INSTRUCTION :: Pull each line holding "ctrl" out of the entries below.

* * * *

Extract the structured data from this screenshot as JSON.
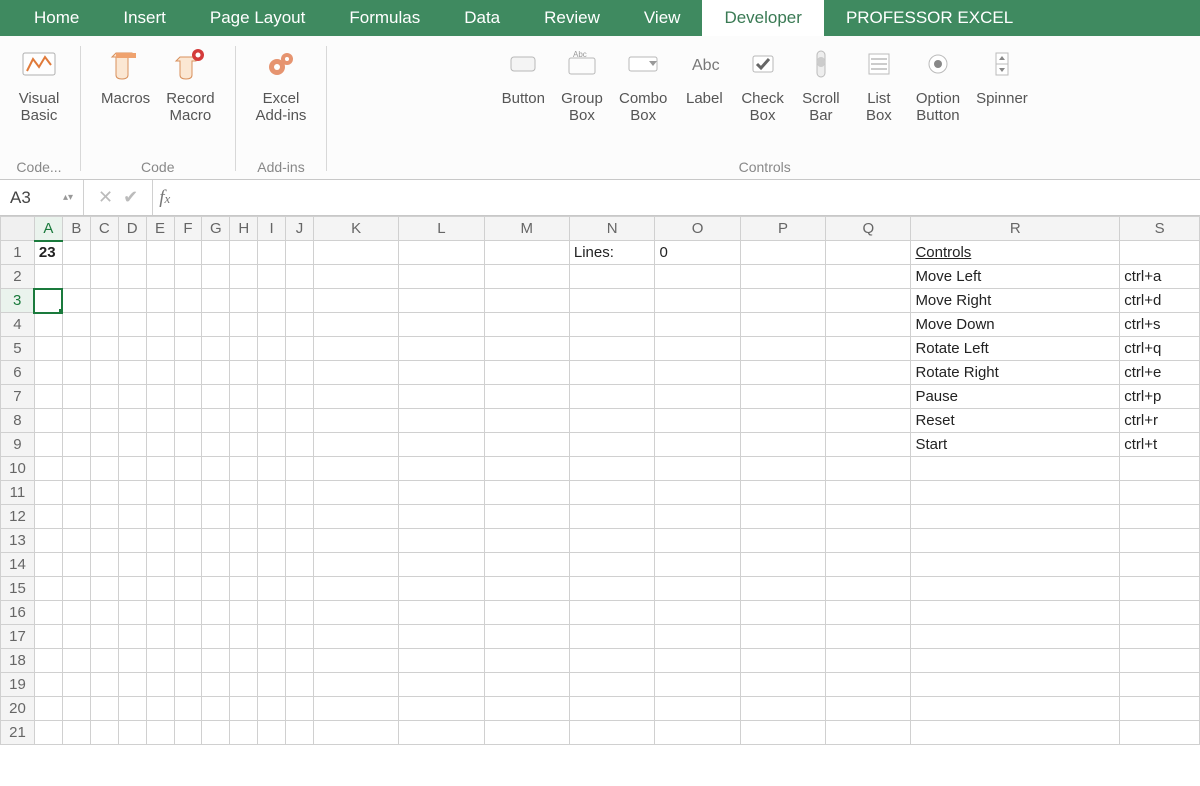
{
  "tabs": [
    "Home",
    "Insert",
    "Page Layout",
    "Formulas",
    "Data",
    "Review",
    "View",
    "Developer",
    "PROFESSOR EXCEL"
  ],
  "active_tab": "Developer",
  "ribbon": {
    "code": {
      "label": "Code...",
      "visual_basic": "Visual\nBasic",
      "macros": "Macros",
      "record_macro": "Record\nMacro",
      "group_label2": "Code"
    },
    "addins": {
      "excel_addins": "Excel\nAdd-ins",
      "group_label": "Add-ins"
    },
    "controls": {
      "button": "Button",
      "group_box": "Group\nBox",
      "combo_box": "Combo\nBox",
      "label": "Label",
      "check_box": "Check\nBox",
      "scroll_bar": "Scroll\nBar",
      "list_box": "List\nBox",
      "option_button": "Option\nButton",
      "spinner": "Spinner",
      "group_label": "Controls"
    }
  },
  "namebox": "A3",
  "fx_value": "",
  "columns": {
    "narrow": [
      "A",
      "B",
      "C",
      "D",
      "E",
      "F",
      "G",
      "H",
      "I",
      "J"
    ],
    "wide": [
      "K",
      "L",
      "M",
      "N",
      "O",
      "P",
      "Q",
      "R",
      "S"
    ]
  },
  "row_count": 21,
  "selected_cell": {
    "col": "A",
    "row": 3
  },
  "cell_text": {
    "A1": "23",
    "N1": "Lines:",
    "O1": "0",
    "R1": "Controls",
    "R2": "Move Left",
    "S2": "ctrl+a",
    "R3": "Move Right",
    "S3": "ctrl+d",
    "R4": "Move Down",
    "S4": "ctrl+s",
    "R5": "Rotate Left",
    "S5": "ctrl+q",
    "R6": "Rotate Right",
    "S6": "ctrl+e",
    "R7": "Pause",
    "S7": "ctrl+p",
    "R8": "Reset",
    "S8": "ctrl+r",
    "R9": "Start",
    "S9": "ctrl+t"
  },
  "black_cells": [
    "H8",
    "I8",
    "I9",
    "J9",
    "E18",
    "A19",
    "B19",
    "C19",
    "D19",
    "E19",
    "I19",
    "J19",
    "A20",
    "B20",
    "C20",
    "D20",
    "E20",
    "H20",
    "I20",
    "J20"
  ],
  "right_border_column": "J",
  "right_border_rows": [
    1,
    20
  ],
  "numeric_cells": [
    "O1"
  ],
  "underline_cells": [
    "R1"
  ],
  "bold_cells": [
    "A1"
  ]
}
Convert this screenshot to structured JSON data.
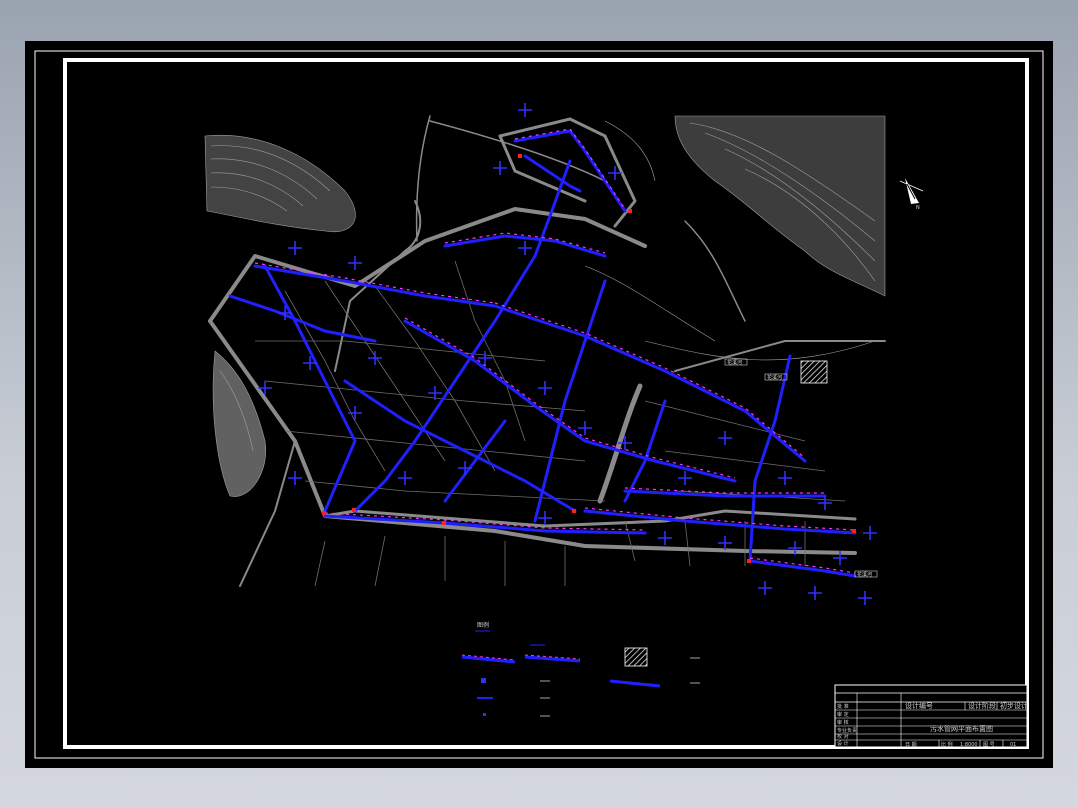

* * * *

EXERCISE SOLUTION ::
    "S2": "ctrl+a",
    "S3": "ctrl+d",
    "S4": "ctrl+s",
    "S5": "ctrl+q",
    "S6": "ctrl+e",
    "S7": "ctrl+p",
    "S8": "ctrl+r",
    "S9": "ctrl+t"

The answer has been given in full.